_Required work:_
From the listing, collect all lines containing the word "Transfer".

_Data shown:_

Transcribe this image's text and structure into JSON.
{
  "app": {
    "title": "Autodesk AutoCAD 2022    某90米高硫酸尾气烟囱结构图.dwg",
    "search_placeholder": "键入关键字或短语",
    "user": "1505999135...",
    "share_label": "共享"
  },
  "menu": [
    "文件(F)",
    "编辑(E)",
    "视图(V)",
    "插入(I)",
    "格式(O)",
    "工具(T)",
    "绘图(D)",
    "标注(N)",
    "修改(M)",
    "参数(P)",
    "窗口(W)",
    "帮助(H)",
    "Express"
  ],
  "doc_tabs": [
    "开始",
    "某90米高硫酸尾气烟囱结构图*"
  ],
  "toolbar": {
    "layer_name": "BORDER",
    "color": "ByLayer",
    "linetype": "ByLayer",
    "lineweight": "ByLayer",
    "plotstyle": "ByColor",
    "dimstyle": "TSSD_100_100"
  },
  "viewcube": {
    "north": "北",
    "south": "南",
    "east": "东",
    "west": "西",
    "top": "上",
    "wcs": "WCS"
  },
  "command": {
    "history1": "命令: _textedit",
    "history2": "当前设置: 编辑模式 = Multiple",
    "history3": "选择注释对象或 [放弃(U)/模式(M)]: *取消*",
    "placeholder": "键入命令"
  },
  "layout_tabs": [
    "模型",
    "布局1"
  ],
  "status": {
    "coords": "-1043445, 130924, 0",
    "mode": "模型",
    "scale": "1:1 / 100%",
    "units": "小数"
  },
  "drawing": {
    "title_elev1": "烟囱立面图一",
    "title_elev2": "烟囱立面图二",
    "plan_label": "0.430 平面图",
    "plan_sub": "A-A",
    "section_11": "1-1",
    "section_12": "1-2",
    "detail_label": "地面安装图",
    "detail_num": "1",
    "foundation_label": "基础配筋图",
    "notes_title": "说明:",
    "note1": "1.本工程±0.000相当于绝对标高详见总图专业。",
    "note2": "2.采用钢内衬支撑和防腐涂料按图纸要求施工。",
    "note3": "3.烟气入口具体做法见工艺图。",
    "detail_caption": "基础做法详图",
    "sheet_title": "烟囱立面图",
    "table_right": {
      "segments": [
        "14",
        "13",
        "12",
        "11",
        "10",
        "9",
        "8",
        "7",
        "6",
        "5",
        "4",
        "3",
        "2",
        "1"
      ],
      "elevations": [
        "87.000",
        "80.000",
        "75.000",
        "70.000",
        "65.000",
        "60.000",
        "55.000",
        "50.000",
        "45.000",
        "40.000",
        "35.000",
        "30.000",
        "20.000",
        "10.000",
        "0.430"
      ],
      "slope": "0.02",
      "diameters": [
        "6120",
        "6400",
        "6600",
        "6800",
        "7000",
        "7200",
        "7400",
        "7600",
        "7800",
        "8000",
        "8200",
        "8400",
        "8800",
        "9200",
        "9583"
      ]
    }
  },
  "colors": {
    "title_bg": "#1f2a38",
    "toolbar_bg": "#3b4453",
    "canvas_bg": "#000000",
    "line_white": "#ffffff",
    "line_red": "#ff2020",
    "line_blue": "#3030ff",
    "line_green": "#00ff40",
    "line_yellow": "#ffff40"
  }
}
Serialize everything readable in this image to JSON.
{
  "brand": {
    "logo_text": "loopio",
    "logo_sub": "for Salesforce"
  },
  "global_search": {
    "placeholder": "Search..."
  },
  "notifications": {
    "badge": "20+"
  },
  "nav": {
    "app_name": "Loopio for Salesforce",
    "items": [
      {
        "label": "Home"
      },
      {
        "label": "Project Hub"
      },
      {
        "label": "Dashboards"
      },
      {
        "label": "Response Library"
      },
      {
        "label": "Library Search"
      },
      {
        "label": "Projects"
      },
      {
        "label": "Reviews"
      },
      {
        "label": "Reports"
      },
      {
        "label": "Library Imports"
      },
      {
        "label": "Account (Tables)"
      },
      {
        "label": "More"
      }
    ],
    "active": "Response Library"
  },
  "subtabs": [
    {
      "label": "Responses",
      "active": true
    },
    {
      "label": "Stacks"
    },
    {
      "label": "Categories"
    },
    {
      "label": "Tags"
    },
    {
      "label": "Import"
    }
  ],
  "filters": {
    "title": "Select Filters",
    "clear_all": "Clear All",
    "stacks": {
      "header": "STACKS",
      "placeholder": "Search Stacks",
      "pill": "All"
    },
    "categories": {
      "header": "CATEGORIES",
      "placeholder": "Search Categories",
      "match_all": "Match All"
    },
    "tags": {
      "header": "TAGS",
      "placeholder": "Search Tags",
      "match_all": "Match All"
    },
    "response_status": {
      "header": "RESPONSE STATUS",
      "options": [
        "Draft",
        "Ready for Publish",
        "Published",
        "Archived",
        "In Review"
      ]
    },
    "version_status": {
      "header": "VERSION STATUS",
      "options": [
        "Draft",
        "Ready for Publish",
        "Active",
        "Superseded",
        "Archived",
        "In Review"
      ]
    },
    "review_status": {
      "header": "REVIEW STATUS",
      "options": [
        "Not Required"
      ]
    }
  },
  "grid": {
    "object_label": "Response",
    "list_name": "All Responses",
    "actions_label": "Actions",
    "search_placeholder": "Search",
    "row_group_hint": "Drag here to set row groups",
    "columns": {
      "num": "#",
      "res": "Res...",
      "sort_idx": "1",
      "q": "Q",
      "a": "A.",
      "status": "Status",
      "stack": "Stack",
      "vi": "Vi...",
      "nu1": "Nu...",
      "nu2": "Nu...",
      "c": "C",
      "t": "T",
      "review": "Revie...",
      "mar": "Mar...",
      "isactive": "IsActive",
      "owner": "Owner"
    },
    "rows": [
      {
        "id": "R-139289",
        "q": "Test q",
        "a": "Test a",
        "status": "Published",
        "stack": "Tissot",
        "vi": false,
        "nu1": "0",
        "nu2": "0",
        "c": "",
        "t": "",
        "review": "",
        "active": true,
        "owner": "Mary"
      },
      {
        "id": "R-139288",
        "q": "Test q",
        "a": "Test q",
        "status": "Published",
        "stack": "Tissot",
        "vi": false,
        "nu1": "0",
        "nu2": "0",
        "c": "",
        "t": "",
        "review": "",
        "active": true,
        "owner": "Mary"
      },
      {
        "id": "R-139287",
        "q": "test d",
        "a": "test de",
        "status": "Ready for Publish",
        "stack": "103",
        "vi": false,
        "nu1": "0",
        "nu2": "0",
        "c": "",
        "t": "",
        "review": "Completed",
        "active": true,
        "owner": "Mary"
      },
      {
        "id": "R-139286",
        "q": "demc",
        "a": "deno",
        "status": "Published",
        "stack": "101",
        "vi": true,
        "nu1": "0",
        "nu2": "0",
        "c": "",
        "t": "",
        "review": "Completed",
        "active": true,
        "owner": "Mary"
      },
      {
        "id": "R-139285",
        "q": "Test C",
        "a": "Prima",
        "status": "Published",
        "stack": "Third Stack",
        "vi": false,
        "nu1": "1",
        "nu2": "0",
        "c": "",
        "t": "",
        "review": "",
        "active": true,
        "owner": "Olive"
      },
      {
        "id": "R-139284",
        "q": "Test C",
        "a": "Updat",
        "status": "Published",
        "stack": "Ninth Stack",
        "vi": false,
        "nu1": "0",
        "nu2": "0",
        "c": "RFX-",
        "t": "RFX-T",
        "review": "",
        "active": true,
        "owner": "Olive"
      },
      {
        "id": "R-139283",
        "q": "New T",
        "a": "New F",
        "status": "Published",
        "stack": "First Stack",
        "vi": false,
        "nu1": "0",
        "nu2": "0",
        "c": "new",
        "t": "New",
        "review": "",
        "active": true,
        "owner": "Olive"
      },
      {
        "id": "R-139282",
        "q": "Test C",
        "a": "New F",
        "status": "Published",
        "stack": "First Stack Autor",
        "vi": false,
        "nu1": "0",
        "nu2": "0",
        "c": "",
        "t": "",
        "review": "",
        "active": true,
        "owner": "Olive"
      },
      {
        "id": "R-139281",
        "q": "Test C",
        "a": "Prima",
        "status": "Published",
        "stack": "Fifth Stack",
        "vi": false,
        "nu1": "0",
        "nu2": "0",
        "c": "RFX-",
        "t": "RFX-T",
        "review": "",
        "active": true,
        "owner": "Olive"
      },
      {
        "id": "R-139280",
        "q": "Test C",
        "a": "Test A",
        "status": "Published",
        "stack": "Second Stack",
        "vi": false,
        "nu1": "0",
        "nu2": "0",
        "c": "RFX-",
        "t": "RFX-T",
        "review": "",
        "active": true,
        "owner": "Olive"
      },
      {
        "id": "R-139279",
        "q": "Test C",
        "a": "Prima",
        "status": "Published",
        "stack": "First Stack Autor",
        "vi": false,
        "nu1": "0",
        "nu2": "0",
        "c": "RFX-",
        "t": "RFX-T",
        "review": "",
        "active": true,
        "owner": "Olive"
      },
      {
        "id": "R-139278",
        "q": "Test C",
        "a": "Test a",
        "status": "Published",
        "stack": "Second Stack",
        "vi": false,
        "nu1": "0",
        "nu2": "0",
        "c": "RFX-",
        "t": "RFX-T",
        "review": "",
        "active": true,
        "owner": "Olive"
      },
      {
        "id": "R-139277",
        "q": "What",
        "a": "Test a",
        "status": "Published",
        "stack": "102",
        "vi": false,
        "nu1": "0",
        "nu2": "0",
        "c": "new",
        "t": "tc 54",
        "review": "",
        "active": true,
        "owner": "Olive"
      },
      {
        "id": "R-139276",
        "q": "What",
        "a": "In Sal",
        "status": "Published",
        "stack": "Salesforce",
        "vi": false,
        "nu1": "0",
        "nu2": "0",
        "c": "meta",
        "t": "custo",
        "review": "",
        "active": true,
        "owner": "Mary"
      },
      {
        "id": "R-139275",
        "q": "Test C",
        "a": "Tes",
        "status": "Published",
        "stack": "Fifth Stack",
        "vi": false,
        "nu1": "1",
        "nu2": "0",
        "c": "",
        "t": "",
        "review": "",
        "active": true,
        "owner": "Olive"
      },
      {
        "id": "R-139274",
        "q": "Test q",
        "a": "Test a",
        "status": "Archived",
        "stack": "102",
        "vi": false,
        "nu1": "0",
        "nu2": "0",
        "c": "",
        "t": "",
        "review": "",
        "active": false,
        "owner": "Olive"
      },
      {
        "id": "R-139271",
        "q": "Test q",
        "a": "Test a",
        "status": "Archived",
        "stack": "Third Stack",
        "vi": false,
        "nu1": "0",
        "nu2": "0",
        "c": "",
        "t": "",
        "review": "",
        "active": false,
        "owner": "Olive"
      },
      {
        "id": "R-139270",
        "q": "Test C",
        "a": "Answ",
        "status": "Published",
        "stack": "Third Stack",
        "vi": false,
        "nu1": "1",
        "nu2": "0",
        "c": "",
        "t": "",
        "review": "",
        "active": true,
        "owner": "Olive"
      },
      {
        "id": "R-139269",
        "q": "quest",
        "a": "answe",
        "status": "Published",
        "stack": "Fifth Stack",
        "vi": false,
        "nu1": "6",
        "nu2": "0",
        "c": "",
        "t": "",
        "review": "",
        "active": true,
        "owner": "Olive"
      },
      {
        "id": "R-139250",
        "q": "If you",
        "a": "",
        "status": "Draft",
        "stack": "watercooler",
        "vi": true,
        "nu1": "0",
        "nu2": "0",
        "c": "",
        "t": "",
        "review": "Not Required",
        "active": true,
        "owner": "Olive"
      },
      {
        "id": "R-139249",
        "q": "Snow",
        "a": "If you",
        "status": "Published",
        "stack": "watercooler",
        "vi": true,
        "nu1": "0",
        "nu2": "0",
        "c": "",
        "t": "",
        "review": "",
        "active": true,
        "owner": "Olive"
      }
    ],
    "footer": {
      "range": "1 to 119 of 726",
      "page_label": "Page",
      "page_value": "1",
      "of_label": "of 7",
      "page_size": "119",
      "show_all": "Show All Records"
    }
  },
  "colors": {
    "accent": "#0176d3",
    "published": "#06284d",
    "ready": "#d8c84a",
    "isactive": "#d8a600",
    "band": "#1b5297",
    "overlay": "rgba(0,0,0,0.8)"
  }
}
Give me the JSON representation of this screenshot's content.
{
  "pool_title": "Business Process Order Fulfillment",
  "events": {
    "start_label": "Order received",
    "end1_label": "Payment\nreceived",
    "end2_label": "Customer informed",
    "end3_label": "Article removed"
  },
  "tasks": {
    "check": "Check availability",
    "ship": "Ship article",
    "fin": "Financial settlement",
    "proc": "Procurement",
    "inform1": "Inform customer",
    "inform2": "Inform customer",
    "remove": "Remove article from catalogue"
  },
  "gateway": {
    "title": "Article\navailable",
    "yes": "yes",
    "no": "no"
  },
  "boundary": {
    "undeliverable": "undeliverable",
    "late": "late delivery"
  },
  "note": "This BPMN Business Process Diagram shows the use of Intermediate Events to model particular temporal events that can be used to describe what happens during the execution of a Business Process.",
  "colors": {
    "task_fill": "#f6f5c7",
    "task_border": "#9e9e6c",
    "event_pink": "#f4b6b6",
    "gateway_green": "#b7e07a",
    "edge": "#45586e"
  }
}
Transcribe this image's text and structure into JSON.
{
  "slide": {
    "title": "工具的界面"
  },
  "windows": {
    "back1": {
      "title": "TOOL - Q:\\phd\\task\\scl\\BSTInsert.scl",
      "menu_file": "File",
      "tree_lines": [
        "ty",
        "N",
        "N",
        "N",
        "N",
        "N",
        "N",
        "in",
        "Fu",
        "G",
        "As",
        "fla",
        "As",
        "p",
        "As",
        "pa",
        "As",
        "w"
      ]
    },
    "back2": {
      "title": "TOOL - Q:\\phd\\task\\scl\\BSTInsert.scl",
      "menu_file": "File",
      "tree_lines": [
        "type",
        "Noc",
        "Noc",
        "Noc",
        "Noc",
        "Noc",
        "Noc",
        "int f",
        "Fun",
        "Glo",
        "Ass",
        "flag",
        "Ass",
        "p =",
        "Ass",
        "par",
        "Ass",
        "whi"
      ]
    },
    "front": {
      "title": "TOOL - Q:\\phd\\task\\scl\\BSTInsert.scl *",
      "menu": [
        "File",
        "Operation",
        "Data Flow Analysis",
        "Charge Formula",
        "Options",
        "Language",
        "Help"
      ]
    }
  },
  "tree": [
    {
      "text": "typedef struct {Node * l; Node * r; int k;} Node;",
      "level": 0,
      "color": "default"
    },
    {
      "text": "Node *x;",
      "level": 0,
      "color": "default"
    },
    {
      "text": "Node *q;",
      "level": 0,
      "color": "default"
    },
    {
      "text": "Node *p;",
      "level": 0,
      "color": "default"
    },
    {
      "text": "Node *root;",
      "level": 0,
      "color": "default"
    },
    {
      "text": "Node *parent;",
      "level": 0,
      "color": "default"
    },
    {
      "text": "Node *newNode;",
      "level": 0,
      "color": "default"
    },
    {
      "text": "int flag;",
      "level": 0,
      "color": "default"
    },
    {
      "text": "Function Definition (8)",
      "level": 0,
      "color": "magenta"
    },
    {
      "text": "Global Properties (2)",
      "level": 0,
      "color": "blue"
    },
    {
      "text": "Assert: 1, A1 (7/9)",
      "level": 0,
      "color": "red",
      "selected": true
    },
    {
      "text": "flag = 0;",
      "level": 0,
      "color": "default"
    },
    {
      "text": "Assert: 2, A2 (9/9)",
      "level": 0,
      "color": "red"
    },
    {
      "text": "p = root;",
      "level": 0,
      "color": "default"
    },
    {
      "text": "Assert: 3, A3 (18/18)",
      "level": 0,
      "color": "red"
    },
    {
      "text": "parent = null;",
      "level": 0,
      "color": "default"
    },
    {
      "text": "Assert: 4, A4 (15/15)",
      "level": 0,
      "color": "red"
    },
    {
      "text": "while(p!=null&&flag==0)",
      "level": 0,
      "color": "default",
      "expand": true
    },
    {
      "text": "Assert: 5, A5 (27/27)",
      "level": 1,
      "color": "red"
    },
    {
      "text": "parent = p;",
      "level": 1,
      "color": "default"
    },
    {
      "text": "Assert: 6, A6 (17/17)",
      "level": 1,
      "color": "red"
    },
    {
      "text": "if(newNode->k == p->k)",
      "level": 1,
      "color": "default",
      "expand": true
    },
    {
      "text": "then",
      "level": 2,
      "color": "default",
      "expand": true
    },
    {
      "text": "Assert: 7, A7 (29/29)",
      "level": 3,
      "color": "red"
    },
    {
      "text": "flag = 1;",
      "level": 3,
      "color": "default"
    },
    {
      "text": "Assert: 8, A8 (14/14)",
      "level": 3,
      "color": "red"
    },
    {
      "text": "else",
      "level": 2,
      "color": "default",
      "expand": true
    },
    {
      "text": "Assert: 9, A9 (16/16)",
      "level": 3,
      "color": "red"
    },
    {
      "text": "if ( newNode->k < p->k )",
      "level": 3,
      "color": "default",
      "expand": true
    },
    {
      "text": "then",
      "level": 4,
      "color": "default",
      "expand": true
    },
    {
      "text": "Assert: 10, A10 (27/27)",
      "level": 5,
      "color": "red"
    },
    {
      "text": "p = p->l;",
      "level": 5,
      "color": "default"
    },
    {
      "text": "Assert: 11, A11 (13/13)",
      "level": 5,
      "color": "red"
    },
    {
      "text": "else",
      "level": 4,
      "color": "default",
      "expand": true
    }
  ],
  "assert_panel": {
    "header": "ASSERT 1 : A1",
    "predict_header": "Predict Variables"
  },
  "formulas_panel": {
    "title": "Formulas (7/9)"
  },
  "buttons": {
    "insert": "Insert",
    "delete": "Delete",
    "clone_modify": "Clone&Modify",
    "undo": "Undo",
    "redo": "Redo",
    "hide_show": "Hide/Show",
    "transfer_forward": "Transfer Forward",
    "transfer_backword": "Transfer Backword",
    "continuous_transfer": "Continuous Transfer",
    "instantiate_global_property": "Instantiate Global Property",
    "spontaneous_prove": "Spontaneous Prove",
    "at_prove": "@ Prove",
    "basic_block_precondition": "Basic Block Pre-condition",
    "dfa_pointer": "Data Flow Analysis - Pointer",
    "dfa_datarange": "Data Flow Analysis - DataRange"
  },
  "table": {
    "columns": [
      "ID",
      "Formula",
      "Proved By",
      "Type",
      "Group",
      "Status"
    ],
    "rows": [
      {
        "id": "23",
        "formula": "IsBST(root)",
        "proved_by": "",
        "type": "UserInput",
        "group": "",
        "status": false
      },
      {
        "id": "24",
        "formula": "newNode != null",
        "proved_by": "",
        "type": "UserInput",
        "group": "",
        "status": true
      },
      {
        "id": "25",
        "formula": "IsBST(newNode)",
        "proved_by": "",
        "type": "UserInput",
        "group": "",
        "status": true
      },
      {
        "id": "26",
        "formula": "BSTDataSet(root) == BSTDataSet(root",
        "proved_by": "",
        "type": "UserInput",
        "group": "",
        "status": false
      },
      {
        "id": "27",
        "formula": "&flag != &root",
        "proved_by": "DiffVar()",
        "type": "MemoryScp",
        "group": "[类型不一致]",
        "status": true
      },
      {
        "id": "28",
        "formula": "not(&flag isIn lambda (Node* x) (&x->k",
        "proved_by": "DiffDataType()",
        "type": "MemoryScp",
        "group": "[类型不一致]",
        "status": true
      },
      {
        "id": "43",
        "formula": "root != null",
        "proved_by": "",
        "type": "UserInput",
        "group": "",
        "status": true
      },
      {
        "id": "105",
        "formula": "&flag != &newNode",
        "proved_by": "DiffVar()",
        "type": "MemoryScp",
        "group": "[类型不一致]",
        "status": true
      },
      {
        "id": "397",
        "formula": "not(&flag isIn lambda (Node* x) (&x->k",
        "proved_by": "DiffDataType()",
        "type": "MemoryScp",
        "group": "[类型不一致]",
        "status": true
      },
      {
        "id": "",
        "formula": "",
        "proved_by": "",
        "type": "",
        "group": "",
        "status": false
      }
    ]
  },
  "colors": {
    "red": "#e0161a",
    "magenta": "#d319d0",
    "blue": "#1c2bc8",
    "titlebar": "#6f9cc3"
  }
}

_Exercise solution:_
    "transfer_forward": "Transfer Forward",
    "transfer_backword": "Transfer Backword",
    "continuous_transfer": "Continuous Transfer",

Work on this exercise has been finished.